- EXERCISE DETAILS -
From the entries provided below, copy each line that contains the word "JSON".

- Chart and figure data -
**********

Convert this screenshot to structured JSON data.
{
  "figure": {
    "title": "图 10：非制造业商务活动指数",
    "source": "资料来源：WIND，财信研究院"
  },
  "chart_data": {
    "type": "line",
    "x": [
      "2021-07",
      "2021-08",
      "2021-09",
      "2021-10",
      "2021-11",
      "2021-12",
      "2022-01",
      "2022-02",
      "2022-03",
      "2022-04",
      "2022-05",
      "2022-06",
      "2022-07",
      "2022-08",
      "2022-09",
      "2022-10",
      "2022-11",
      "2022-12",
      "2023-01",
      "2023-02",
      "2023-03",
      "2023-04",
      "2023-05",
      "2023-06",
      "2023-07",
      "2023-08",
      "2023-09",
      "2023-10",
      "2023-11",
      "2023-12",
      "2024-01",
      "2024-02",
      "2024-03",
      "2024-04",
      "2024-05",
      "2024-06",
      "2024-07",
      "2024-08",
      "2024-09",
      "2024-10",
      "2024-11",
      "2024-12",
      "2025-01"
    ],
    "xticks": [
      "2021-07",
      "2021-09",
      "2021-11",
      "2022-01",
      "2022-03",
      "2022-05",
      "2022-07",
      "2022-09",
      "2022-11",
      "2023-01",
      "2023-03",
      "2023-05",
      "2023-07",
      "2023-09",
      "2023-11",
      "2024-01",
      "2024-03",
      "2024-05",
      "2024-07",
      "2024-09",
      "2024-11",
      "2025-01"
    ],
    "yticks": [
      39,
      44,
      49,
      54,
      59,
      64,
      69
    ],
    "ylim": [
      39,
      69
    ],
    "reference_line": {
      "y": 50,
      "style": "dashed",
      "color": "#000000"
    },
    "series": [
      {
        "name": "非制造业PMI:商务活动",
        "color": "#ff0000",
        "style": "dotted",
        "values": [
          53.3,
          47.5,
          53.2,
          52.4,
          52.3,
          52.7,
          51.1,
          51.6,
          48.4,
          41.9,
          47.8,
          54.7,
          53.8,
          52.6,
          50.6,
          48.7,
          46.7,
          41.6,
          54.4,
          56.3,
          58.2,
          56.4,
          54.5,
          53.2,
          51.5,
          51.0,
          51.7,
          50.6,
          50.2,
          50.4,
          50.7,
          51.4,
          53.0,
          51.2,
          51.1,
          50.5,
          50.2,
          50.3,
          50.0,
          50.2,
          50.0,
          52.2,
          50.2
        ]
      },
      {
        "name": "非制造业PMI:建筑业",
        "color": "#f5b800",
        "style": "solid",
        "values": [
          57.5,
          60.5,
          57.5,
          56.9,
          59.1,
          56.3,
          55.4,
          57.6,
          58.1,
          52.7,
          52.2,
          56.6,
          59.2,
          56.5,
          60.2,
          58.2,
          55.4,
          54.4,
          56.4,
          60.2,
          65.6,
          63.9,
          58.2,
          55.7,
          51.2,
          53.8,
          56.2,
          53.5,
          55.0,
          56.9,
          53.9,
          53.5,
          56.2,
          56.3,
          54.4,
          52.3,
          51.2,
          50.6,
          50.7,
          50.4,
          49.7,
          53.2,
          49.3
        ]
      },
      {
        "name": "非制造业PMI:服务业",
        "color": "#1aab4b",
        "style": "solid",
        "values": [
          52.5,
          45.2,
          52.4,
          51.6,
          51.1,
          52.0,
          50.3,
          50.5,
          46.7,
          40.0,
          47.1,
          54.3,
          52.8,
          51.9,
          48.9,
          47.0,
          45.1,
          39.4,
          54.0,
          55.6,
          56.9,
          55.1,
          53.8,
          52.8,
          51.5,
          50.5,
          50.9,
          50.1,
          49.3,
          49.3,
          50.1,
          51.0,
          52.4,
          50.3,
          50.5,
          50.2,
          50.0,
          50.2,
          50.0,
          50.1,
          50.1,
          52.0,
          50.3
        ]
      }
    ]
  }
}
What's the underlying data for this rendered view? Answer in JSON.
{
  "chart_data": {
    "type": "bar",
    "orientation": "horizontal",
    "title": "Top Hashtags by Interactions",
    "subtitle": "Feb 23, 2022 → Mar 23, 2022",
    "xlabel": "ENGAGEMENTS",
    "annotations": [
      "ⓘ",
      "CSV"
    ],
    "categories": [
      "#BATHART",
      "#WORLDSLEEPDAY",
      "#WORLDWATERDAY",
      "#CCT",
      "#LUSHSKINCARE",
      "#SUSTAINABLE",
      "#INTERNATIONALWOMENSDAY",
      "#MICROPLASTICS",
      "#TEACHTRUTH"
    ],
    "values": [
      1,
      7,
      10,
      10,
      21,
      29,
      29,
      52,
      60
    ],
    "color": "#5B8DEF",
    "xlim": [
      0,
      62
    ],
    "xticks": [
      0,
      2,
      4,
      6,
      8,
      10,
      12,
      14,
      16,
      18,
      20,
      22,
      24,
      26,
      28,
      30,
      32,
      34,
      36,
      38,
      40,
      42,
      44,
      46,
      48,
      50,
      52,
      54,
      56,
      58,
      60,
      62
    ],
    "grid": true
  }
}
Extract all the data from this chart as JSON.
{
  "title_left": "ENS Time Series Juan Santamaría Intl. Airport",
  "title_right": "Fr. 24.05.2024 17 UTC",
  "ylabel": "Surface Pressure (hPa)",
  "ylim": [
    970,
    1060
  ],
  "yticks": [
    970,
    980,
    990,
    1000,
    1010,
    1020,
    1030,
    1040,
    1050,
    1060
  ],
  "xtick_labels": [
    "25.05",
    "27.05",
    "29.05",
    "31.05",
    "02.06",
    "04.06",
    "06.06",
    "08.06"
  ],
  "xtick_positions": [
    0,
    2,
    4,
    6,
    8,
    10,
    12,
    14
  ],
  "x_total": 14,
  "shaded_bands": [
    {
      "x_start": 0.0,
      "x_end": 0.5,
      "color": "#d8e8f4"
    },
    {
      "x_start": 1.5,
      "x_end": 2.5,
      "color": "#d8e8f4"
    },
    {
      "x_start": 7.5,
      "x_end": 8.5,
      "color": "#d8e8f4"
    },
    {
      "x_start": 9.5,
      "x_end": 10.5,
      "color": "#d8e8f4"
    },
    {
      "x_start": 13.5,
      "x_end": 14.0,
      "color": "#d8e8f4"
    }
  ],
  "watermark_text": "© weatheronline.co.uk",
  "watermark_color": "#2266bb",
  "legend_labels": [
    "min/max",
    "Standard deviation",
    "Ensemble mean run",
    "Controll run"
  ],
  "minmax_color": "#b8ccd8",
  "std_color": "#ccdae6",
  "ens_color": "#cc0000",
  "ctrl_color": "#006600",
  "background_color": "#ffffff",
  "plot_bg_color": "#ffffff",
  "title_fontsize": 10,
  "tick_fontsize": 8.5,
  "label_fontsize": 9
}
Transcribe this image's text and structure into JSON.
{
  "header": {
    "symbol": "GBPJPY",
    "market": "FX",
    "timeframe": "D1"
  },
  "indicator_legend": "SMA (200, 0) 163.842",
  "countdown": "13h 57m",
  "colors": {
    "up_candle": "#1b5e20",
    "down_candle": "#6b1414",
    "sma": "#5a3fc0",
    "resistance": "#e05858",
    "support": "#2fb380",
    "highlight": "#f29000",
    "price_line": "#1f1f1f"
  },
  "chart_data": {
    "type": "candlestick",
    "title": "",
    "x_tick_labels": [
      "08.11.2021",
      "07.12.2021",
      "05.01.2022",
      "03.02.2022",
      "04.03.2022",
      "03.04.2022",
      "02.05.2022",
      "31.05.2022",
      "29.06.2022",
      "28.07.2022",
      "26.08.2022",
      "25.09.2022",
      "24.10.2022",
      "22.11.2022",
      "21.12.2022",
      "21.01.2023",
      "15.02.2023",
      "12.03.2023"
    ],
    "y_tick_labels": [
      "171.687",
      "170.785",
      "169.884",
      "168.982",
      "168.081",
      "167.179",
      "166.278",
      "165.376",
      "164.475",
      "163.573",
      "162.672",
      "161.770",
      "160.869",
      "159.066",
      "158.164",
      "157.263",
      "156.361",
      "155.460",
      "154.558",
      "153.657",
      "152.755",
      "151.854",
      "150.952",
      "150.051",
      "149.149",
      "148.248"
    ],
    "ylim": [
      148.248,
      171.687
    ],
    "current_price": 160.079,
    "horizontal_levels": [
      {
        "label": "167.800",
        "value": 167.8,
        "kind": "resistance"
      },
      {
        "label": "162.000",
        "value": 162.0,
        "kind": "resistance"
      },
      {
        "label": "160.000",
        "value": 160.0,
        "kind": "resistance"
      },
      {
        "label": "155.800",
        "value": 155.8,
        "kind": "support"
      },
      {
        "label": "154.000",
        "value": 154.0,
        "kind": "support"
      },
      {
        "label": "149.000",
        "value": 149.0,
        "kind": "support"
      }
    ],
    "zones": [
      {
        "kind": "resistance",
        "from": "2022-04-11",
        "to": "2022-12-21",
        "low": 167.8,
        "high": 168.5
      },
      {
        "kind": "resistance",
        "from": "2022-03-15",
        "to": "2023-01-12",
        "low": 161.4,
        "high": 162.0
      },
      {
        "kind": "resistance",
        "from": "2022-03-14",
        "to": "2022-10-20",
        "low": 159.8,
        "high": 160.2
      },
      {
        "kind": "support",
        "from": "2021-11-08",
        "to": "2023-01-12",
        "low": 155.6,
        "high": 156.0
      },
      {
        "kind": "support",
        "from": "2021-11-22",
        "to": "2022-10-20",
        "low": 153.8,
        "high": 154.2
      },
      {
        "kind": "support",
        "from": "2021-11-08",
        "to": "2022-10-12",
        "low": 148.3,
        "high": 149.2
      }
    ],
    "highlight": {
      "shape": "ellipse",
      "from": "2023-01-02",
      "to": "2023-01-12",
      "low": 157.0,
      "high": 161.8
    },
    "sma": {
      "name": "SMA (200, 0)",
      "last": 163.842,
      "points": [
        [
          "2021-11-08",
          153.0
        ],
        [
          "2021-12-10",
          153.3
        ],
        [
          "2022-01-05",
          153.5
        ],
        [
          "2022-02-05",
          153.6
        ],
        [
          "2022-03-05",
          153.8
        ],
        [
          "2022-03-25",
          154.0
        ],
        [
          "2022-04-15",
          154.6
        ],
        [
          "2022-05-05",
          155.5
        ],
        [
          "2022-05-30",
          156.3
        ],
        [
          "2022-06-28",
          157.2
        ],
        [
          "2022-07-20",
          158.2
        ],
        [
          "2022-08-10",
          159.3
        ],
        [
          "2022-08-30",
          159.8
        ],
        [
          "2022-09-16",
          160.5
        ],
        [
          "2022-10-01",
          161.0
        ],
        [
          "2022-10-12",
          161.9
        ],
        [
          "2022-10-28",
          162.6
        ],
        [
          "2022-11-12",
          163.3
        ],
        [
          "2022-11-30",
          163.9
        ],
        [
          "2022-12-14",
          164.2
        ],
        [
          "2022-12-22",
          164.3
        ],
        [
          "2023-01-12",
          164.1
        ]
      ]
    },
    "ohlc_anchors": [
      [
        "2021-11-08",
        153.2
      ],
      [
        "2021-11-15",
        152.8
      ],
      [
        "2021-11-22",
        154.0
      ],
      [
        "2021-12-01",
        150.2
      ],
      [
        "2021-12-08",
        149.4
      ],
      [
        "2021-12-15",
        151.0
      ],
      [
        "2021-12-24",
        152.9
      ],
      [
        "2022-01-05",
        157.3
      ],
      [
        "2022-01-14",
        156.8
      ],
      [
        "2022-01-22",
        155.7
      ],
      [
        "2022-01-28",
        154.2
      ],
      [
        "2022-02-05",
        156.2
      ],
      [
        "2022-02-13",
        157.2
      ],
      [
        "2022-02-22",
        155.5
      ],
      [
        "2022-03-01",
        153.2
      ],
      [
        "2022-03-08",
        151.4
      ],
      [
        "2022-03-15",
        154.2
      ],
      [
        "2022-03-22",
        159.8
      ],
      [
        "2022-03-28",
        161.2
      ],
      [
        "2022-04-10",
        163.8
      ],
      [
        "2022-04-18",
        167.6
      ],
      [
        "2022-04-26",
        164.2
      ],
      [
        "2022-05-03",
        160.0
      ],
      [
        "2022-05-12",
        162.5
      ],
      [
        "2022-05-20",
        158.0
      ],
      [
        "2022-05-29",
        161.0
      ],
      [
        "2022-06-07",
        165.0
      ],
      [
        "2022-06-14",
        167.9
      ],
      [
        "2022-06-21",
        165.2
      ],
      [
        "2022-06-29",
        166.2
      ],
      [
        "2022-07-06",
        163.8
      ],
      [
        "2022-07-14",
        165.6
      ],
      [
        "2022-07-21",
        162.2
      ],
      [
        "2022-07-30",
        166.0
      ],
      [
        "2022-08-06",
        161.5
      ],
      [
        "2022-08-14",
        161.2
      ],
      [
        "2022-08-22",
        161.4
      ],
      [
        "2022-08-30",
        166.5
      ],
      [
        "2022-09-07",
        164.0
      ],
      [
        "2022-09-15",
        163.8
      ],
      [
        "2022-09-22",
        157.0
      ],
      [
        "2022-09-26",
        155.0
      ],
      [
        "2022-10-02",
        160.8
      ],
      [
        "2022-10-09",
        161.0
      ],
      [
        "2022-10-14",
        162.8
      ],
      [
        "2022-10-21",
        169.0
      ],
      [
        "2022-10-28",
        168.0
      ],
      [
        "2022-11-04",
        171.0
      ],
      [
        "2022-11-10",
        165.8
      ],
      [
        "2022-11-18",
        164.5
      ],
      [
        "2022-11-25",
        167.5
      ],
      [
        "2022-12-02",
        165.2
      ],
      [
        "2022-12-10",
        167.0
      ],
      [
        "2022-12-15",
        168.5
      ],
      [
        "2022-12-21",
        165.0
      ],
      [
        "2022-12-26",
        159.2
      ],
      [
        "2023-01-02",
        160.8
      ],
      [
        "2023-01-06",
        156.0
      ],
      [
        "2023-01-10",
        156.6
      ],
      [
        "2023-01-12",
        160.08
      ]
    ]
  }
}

**********

- FINISHED TASK -
Convert this screenshot to structured JSON data.
What's the underlying data for this rendered view? Answer in JSON.
Extract all the data from this chart as JSON.
Transcribe this image's text and structure into JSON.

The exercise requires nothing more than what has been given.